--- Records provided ---
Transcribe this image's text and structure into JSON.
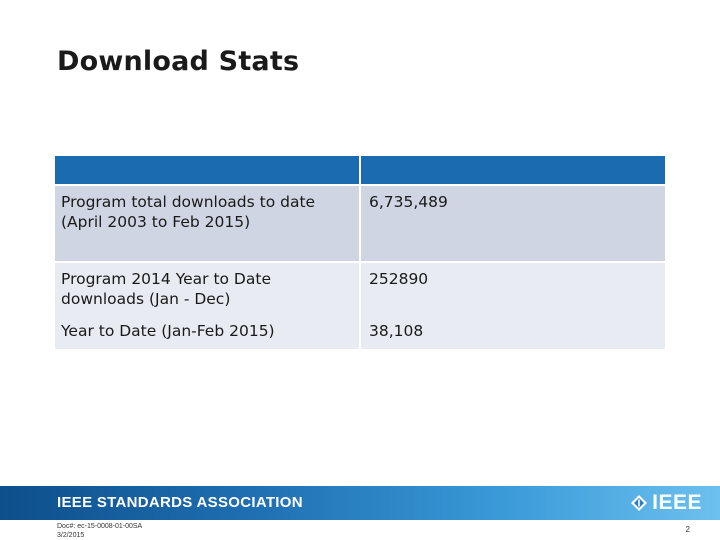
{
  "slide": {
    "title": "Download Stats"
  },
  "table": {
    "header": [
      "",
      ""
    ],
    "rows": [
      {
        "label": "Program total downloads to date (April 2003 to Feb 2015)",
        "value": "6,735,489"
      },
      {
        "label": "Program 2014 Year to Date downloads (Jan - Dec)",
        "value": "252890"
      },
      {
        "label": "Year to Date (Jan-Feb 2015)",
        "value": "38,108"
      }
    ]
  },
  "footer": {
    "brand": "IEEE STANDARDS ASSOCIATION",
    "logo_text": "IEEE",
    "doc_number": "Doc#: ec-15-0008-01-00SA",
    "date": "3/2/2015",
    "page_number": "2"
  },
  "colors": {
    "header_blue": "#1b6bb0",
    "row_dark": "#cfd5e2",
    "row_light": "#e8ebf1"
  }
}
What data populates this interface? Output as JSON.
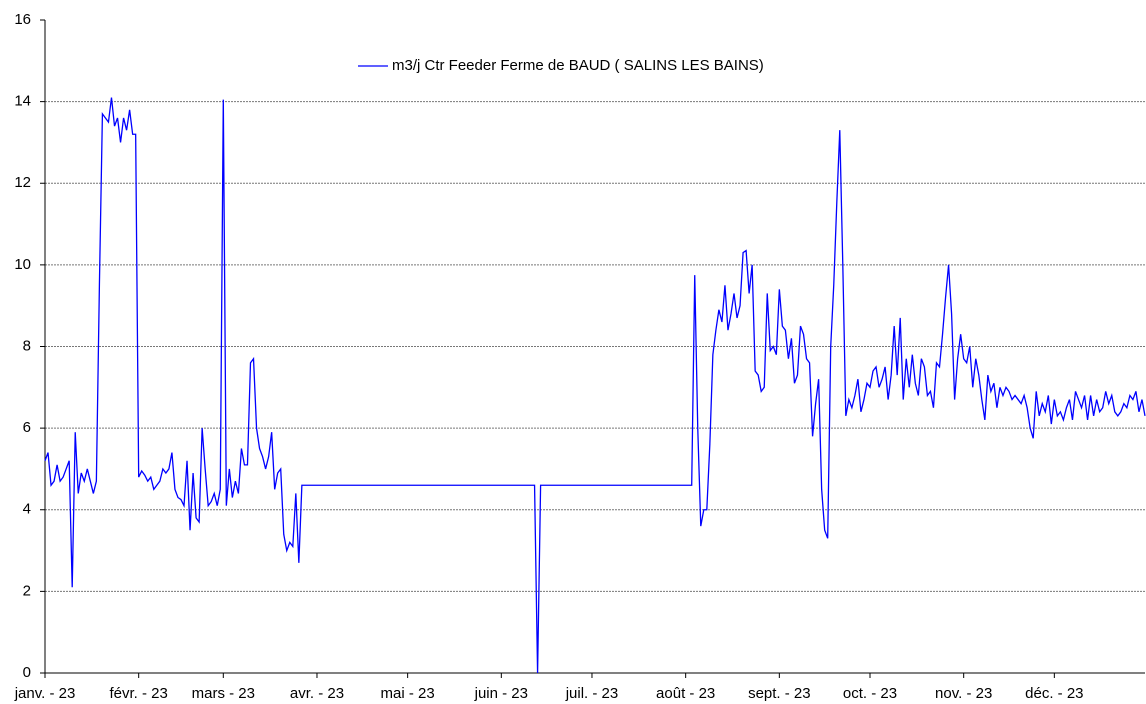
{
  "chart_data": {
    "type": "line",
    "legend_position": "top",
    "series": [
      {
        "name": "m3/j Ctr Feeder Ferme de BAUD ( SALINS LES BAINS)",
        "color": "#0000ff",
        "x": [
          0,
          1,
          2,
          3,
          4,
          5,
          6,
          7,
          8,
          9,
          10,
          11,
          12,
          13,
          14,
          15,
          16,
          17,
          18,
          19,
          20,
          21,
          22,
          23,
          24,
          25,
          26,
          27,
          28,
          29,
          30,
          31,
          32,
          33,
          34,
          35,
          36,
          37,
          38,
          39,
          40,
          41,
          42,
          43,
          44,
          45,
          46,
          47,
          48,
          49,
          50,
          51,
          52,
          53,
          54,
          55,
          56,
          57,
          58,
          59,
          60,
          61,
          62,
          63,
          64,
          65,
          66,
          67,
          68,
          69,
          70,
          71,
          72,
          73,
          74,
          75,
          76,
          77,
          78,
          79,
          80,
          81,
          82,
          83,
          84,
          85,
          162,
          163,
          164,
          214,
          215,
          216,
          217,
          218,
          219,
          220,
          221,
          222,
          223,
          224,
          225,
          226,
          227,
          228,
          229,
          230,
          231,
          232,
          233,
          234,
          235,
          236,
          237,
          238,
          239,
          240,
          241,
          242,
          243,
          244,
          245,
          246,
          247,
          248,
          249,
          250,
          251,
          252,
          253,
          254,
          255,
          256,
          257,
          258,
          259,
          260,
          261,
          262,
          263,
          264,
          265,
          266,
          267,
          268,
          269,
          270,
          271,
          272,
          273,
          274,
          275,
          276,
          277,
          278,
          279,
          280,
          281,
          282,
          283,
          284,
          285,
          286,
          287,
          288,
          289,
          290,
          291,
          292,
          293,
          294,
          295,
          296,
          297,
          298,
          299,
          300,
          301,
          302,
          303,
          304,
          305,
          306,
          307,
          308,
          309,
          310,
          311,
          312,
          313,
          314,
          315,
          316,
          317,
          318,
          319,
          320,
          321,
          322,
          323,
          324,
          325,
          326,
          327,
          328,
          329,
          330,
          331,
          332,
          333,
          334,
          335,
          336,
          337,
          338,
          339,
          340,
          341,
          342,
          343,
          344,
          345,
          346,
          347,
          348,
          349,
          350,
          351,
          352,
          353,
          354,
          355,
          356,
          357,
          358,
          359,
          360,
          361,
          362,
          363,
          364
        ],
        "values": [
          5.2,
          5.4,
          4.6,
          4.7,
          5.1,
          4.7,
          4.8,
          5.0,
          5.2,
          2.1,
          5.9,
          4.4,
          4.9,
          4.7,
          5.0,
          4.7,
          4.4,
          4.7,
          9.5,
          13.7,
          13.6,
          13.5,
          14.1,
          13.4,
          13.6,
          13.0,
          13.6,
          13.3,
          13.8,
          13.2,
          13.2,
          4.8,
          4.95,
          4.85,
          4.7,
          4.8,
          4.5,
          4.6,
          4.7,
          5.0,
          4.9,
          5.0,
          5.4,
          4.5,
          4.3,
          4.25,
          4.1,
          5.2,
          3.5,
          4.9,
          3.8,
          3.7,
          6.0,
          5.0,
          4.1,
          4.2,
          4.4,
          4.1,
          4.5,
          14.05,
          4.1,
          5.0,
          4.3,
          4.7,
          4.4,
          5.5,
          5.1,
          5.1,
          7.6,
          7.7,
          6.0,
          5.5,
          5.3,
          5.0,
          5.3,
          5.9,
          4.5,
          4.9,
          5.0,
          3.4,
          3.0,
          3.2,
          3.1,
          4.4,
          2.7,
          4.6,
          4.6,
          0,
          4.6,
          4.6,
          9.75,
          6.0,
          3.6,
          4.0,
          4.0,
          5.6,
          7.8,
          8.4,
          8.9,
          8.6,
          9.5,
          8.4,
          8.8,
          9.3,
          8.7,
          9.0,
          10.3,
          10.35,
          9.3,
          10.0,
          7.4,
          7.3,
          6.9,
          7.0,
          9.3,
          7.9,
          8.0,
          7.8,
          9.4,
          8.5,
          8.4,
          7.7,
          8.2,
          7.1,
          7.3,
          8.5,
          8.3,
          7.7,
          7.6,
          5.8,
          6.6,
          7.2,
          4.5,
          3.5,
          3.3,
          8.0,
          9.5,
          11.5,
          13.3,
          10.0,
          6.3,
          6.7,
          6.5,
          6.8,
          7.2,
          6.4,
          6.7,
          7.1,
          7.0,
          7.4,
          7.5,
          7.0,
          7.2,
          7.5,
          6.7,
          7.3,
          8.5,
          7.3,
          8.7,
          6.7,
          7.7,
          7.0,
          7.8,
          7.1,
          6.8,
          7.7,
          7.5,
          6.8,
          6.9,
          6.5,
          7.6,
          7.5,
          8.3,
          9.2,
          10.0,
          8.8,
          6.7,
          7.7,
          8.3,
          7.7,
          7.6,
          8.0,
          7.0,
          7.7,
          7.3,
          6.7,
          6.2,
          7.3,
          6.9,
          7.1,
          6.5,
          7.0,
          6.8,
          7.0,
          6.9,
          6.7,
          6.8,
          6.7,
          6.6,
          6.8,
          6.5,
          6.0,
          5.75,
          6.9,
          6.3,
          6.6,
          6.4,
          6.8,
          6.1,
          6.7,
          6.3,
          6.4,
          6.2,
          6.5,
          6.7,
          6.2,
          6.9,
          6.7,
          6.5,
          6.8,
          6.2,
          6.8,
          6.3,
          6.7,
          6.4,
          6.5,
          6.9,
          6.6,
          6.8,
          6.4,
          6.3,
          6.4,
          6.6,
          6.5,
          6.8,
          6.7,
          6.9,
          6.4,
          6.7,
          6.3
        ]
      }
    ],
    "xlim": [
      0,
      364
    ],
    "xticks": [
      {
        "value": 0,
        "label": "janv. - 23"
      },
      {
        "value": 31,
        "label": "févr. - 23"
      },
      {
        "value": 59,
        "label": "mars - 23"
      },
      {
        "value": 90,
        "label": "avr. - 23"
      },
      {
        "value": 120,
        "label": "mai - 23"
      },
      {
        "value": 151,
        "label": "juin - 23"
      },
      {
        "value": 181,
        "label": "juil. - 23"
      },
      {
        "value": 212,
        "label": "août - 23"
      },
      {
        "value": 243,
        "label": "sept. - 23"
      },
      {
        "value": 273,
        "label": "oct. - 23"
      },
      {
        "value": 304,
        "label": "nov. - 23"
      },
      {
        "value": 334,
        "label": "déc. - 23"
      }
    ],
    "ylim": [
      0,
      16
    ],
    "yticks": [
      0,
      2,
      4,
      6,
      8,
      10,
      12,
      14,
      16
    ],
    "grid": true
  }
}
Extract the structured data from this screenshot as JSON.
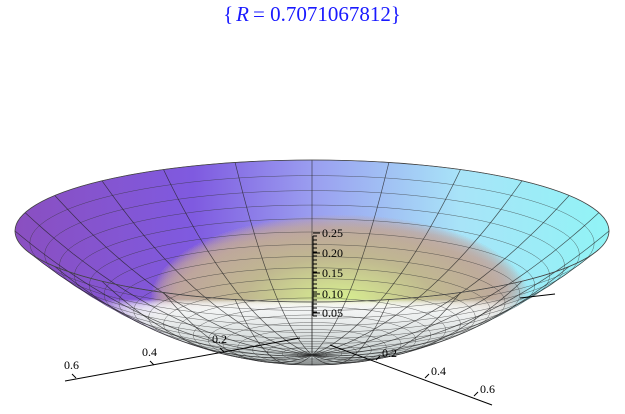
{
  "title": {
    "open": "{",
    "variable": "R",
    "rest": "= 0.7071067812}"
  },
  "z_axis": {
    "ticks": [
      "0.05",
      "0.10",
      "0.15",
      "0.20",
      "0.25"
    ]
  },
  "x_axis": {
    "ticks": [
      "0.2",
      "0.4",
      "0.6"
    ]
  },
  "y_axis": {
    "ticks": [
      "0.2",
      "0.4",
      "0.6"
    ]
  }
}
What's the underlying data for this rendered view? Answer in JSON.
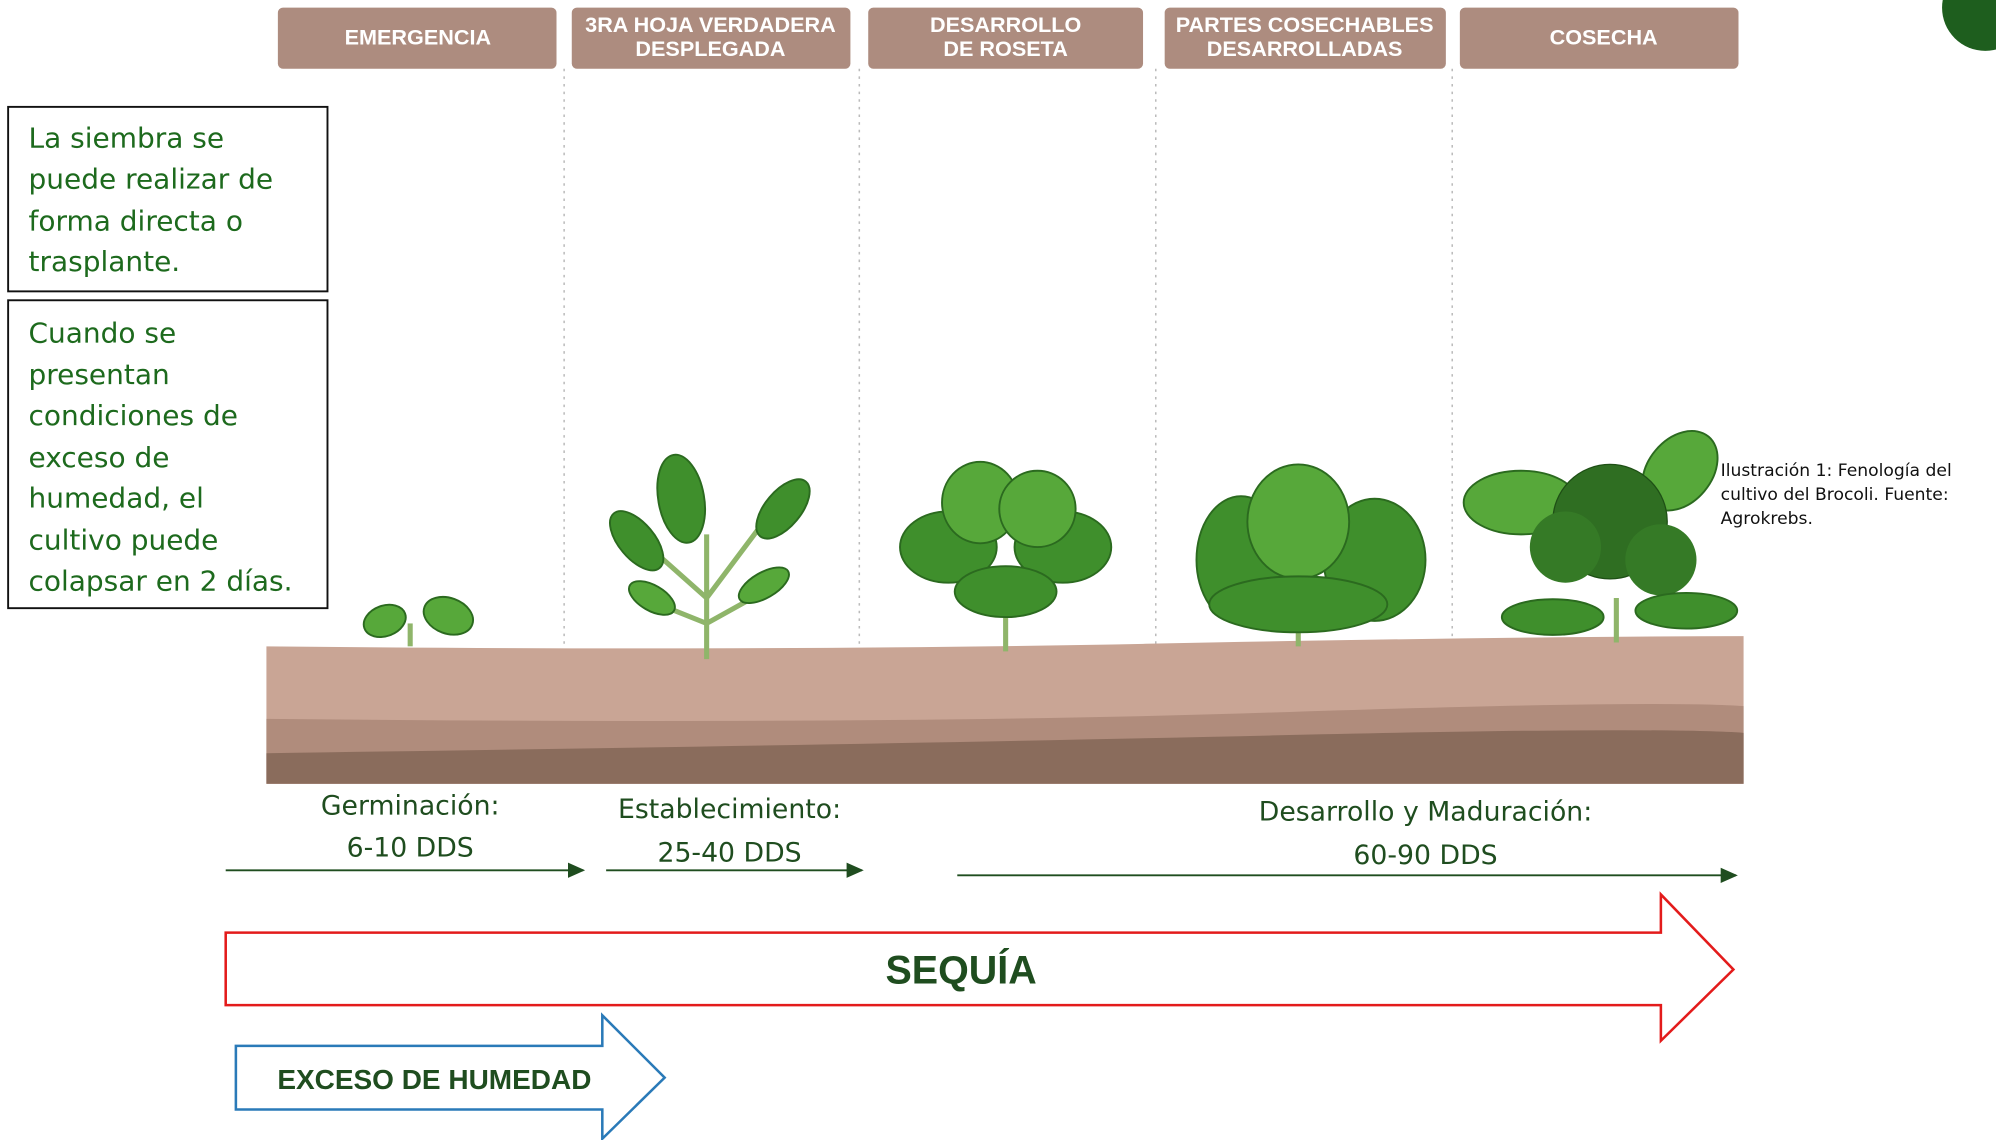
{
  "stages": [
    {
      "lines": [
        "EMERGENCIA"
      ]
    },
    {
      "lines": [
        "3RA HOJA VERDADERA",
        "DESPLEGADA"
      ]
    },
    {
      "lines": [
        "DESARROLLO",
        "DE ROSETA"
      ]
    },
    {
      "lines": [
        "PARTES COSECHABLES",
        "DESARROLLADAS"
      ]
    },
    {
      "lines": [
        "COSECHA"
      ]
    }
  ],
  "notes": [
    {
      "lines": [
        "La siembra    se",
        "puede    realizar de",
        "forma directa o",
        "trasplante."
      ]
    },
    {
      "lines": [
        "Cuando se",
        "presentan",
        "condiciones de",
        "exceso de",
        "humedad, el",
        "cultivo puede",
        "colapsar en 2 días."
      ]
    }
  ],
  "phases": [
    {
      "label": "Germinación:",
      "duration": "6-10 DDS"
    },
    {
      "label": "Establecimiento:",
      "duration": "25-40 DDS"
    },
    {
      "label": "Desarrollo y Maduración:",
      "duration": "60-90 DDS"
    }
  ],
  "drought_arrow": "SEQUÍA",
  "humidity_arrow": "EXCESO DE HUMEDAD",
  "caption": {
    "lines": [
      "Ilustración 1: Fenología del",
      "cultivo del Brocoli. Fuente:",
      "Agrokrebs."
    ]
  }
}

--- Request ---
Give only the count of lines in the data that include the string "Program".

--- Answer for this exercise ---
2